Return only this: the line with "Extract the chart's" and all the lines that follow it below, through the final one, exactly as they are.

RECORDS FOR PROCESSING ->
--

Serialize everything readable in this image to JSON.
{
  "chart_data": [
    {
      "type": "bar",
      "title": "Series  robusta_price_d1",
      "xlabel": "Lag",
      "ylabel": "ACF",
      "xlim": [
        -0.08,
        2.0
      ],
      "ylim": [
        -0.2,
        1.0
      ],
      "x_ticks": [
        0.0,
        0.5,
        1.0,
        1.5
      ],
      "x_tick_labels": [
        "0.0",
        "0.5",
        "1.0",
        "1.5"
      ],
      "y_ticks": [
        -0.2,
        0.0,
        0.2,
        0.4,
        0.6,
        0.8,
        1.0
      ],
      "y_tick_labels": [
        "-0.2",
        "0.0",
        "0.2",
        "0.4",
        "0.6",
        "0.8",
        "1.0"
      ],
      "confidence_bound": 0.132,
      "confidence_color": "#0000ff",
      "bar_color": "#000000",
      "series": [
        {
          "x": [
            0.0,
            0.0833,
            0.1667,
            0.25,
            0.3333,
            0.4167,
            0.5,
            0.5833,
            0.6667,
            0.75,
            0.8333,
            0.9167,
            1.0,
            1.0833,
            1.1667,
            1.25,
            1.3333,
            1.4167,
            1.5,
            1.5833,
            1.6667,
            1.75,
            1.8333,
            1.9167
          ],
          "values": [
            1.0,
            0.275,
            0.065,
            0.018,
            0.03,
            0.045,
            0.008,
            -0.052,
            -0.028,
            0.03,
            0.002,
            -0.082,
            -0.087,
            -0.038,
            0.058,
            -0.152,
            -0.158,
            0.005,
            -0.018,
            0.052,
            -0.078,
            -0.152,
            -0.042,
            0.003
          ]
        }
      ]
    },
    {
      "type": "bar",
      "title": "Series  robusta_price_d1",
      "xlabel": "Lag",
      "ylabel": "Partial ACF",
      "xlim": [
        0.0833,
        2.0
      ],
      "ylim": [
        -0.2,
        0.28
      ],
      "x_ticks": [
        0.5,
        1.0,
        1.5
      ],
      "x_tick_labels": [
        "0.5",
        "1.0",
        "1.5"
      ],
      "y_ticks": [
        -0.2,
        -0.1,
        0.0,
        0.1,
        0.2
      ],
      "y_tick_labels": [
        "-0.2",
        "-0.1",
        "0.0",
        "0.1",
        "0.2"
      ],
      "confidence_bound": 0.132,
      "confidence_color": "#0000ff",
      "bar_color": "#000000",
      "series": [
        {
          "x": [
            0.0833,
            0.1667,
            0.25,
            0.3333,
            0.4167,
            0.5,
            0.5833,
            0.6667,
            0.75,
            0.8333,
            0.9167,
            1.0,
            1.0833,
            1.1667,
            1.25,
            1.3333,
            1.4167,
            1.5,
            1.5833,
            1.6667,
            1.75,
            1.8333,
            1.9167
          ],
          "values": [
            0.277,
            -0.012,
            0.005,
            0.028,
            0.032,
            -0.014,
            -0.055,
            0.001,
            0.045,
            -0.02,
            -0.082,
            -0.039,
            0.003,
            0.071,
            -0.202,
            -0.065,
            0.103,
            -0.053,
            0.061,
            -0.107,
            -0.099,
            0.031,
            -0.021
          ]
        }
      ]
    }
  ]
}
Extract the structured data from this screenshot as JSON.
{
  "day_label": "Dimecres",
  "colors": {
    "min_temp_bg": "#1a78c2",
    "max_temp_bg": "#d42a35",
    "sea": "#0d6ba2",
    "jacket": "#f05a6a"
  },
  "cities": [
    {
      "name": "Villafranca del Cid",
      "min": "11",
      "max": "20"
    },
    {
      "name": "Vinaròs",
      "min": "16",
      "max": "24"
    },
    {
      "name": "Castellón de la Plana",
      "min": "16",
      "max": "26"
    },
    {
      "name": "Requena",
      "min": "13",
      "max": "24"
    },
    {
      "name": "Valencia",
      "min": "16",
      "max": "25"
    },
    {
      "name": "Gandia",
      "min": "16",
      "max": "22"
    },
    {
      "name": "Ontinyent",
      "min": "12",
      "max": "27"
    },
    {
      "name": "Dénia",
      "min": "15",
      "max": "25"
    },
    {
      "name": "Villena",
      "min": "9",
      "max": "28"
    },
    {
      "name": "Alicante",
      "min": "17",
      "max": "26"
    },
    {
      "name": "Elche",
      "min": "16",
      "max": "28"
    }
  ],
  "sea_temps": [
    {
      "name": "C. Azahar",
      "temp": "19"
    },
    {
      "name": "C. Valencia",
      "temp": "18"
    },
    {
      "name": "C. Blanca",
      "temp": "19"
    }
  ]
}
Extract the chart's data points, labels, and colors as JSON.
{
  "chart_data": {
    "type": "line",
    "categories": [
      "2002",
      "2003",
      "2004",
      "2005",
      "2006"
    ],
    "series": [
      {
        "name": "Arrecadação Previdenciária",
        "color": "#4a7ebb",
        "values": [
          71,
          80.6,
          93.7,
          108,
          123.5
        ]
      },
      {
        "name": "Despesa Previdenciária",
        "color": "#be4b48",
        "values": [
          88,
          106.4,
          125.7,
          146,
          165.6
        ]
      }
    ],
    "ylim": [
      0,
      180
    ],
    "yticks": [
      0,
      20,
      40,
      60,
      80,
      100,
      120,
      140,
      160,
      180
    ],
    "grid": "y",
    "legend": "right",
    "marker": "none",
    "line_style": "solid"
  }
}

--

SOLUTION ->
Extract the chart's data points, labels, and colors as JSON.
{
  "chart_data": {
    "type": "line",
    "categories": [
      "2002",
      "2003",
      "2004",
      "2005",
      "2006"
    ],
    "series": [
      {
        "name": "Arrecadação Previdenciária",
        "color": "#4a7ebb",
        "values": [
          71,
          80.6,
          93.7,
          108,
          123.5
        ]
      },
      {
        "name": "Despesa Previdenciária",
        "color": "#be4b48",
        "values": [
          88,
          106.4,
          125.7,
          146,
          165.6
        ]
      }
    ],
    "ylim": [
      0,
      180
    ],
    "yticks": [
      0,
      20,
      40,
      60,
      80,
      100,
      120,
      140,
      160,
      180
    ],
    "grid": "y",
    "legend": "right",
    "marker": "none",
    "line_style": "solid"
  }
}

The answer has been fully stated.